**Exercise objective:** Reproduce each record exactly.

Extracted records
==========

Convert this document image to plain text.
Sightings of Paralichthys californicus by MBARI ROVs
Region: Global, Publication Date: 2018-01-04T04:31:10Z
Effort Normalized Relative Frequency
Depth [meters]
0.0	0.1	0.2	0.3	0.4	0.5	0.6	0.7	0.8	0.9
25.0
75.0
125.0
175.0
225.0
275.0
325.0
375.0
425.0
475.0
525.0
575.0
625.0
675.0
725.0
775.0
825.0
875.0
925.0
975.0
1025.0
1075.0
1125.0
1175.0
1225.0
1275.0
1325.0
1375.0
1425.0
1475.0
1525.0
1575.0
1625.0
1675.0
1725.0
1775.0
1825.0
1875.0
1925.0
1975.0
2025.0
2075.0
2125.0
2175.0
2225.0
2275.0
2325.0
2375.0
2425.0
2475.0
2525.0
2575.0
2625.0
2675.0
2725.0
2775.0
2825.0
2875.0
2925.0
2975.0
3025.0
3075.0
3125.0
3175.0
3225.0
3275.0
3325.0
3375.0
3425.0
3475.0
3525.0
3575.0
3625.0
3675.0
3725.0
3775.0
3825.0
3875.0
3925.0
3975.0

==========

**Result for this exercise:**
Convert this document image to plain text.
Sightings of Paralichthys californicus by MBARI ROVs
Region: Global, Publication Date: 2018-01-04T04:31:10Z
Effort Normalized Relative Frequency
Depth [meters]
0.0	0.1	0.2	0.3	0.4	0.5	0.6	0.7	0.8	0.9
25.0
75.0
125.0
175.0
225.0
275.0
325.0
375.0
425.0
475.0
525.0
575.0
625.0
675.0
725.0
775.0
825.0
875.0
925.0
975.0
1025.0
1075.0
1125.0
1175.0
1225.0
1275.0
1325.0
1375.0
1425.0
1475.0
1525.0
1575.0
1625.0
1675.0
1725.0
1775.0
1825.0
1875.0
1925.0
1975.0
2025.0
2075.0
2125.0
2175.0
2225.0
2275.0
2325.0
2375.0
2425.0
2475.0
2525.0
2575.0
2625.0
2675.0
2725.0
2775.0
2825.0
2875.0
2925.0
2975.0
3025.0
3075.0
3125.0
3175.0
3225.0
3275.0
3325.0
3375.0
3425.0
3475.0
3525.0
3575.0
3625.0
3675.0
3725.0
3775.0
3825.0
3875.0
3925.0
3975.0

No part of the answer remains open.